_Instructions for the task_
Identify the lines holding "olan" and copy them.

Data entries
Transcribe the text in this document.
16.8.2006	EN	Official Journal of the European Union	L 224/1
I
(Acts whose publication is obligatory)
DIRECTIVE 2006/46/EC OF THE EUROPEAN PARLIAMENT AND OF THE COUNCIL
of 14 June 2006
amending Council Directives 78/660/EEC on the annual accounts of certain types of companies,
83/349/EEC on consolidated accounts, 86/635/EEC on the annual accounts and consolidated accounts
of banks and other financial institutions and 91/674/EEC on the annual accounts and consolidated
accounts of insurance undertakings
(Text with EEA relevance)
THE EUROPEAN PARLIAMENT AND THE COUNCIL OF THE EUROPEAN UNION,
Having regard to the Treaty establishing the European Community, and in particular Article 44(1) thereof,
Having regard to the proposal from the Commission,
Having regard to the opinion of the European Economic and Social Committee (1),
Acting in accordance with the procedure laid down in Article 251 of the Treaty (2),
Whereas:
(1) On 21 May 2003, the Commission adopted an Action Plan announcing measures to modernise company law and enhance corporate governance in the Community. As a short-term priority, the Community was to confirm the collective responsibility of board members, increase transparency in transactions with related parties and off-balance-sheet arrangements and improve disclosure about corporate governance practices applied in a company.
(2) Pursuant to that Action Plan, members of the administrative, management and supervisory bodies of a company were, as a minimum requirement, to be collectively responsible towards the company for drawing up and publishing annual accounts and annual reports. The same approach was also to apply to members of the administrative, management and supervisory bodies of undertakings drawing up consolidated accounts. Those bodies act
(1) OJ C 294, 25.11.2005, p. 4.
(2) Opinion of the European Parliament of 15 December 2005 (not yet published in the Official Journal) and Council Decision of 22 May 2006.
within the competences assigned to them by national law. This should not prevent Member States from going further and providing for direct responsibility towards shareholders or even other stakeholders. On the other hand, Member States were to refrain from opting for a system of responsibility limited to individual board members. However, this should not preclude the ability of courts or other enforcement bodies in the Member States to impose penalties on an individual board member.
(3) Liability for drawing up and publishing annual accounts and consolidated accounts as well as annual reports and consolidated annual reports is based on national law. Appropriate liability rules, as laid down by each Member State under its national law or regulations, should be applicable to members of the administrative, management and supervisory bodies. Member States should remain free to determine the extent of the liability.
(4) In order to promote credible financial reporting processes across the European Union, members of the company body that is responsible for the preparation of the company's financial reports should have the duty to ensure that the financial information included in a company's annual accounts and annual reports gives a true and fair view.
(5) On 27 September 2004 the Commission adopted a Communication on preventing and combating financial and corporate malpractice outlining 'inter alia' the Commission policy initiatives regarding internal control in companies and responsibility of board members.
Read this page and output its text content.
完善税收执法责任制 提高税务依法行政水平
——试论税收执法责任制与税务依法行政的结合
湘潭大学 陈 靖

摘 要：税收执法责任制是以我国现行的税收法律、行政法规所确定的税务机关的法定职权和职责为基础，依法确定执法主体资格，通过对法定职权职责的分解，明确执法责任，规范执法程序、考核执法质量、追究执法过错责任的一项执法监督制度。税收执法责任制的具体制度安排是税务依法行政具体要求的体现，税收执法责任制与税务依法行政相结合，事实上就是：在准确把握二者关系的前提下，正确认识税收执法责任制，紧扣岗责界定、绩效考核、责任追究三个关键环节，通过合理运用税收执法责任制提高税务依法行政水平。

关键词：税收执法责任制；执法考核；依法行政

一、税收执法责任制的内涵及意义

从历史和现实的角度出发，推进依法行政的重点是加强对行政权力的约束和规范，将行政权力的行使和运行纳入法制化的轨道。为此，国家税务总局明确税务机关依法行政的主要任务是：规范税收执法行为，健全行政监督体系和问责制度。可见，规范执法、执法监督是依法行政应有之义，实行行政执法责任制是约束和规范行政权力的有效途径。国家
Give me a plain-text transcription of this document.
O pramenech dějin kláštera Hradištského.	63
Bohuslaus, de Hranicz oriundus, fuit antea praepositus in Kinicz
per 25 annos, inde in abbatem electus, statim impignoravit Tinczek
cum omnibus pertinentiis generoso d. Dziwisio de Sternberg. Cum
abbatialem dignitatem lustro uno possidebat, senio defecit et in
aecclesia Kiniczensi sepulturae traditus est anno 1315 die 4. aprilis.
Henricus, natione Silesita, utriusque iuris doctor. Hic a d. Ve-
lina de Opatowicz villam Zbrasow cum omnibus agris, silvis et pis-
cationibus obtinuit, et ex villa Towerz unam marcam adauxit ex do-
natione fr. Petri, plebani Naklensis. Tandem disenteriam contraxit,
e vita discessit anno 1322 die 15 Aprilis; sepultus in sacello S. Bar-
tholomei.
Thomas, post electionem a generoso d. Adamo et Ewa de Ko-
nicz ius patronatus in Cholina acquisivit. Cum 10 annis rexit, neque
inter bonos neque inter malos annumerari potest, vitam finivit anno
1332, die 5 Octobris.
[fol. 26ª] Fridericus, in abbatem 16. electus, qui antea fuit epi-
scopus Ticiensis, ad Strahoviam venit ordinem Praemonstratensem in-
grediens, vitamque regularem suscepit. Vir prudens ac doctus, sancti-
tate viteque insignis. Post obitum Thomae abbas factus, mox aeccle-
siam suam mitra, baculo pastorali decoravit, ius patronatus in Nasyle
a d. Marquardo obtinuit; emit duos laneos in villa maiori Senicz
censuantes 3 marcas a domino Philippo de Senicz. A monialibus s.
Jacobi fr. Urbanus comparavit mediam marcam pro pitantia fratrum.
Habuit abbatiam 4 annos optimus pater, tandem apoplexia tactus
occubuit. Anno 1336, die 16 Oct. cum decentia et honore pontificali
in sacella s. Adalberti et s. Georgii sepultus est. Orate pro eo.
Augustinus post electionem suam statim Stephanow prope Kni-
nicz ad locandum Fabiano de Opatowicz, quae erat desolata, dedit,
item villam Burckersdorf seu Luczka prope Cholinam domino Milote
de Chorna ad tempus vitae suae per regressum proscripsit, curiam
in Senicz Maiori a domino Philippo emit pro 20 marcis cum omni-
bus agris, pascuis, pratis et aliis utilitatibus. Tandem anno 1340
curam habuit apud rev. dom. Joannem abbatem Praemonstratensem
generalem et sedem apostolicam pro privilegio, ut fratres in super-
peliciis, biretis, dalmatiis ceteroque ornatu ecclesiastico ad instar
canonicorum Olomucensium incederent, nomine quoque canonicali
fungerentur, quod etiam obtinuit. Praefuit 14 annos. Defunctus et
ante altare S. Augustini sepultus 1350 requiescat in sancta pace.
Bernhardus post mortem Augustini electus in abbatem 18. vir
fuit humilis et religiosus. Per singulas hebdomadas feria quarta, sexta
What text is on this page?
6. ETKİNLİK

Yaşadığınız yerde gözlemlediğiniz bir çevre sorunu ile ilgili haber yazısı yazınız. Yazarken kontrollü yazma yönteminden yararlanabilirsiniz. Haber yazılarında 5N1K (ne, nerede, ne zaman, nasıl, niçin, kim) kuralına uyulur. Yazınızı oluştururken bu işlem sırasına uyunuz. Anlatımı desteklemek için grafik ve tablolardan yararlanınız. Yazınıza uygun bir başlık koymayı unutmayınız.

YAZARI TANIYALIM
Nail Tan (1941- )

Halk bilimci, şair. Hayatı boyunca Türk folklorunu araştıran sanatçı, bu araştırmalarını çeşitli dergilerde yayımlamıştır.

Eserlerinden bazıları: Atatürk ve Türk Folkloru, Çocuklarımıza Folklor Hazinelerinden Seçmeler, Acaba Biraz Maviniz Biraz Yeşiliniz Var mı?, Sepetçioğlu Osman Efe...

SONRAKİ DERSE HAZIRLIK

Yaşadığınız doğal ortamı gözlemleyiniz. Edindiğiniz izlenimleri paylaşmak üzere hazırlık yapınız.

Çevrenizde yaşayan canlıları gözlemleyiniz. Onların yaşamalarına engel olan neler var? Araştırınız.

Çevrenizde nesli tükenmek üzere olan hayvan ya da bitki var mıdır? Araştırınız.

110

_Expected output_
Çevrenizde yaşayan canlıları gözlemleyiniz. Onların yaşamalarına engel olan neler var? Araştırınız.
Çevrenizde nesli tükenmek üzere olan hayvan ya da bitki var mıdır? Araştırınız.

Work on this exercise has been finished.